**THE PROBLEM**
Extract the full listing below without altering a single character.

**THE INPUT**
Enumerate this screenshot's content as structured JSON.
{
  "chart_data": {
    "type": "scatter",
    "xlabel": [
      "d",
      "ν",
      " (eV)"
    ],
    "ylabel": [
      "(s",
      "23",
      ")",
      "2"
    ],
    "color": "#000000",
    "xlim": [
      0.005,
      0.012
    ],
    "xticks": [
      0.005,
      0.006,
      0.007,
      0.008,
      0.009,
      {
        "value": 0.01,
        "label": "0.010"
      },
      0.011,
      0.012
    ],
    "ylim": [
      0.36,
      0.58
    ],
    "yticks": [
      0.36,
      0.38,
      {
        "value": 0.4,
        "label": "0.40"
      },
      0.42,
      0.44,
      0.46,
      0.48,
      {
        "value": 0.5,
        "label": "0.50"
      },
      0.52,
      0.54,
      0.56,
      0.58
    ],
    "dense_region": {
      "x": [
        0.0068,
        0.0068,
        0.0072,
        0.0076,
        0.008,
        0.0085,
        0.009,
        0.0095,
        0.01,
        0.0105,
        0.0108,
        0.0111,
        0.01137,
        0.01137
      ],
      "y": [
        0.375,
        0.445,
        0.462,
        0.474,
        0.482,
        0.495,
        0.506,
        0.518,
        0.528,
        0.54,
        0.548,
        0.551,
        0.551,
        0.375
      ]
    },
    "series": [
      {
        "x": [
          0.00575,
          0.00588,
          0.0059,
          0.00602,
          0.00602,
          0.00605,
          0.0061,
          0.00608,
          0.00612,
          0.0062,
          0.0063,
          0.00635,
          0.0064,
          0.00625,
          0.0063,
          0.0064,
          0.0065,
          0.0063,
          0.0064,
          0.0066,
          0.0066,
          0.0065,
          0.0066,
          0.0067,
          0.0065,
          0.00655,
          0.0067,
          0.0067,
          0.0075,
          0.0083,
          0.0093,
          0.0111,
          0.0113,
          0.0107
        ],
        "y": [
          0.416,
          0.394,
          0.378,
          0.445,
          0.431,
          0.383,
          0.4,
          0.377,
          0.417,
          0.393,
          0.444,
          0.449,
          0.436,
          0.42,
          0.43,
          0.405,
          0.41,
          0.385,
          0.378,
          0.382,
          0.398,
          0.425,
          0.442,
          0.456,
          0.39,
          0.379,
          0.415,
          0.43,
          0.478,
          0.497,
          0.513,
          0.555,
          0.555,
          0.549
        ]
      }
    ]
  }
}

**WORKED ANSWER**
Enumerate this screenshot's content as structured JSON.
{
  "chart_data": {
    "type": "scatter",
    "xlabel": [
      "d",
      "ν",
      " (eV)"
    ],
    "ylabel": [
      "(s",
      "23",
      ")",
      "2"
    ],
    "color": "#000000",
    "xlim": [
      0.005,
      0.012
    ],
    "xticks": [
      0.005,
      0.006,
      0.007,
      0.008,
      0.009,
      {
        "value": 0.01,
        "label": "0.010"
      },
      0.011,
      0.012
    ],
    "ylim": [
      0.36,
      0.58
    ],
    "yticks": [
      0.36,
      0.38,
      {
        "value": 0.4,
        "label": "0.40"
      },
      0.42,
      0.44,
      0.46,
      0.48,
      {
        "value": 0.5,
        "label": "0.50"
      },
      0.52,
      0.54,
      0.56,
      0.58
    ],
    "dense_region": {
      "x": [
        0.0068,
        0.0068,
        0.0072,
        0.0076,
        0.008,
        0.0085,
        0.009,
        0.0095,
        0.01,
        0.0105,
        0.0108,
        0.0111,
        0.01137,
        0.01137
      ],
      "y": [
        0.375,
        0.445,
        0.462,
        0.474,
        0.482,
        0.495,
        0.506,
        0.518,
        0.528,
        0.54,
        0.548,
        0.551,
        0.551,
        0.375
      ]
    },
    "series": [
      {
        "x": [
          0.00575,
          0.00588,
          0.0059,
          0.00602,
          0.00602,
          0.00605,
          0.0061,
          0.00608,
          0.00612,
          0.0062,
          0.0063,
          0.00635,
          0.0064,
          0.00625,
          0.0063,
          0.0064,
          0.0065,
          0.0063,
          0.0064,
          0.0066,
          0.0066,
          0.0065,
          0.0066,
          0.0067,
          0.0065,
          0.00655,
          0.0067,
          0.0067,
          0.0075,
          0.0083,
          0.0093,
          0.0111,
          0.0113,
          0.0107
        ],
        "y": [
          0.416,
          0.394,
          0.378,
          0.445,
          0.431,
          0.383,
          0.4,
          0.377,
          0.417,
          0.393,
          0.444,
          0.449,
          0.436,
          0.42,
          0.43,
          0.405,
          0.41,
          0.385,
          0.378,
          0.382,
          0.398,
          0.425,
          0.442,
          0.456,
          0.39,
          0.379,
          0.415,
          0.43,
          0.478,
          0.497,
          0.513,
          0.555,
          0.555,
          0.549
        ]
      }
    ]
  }
}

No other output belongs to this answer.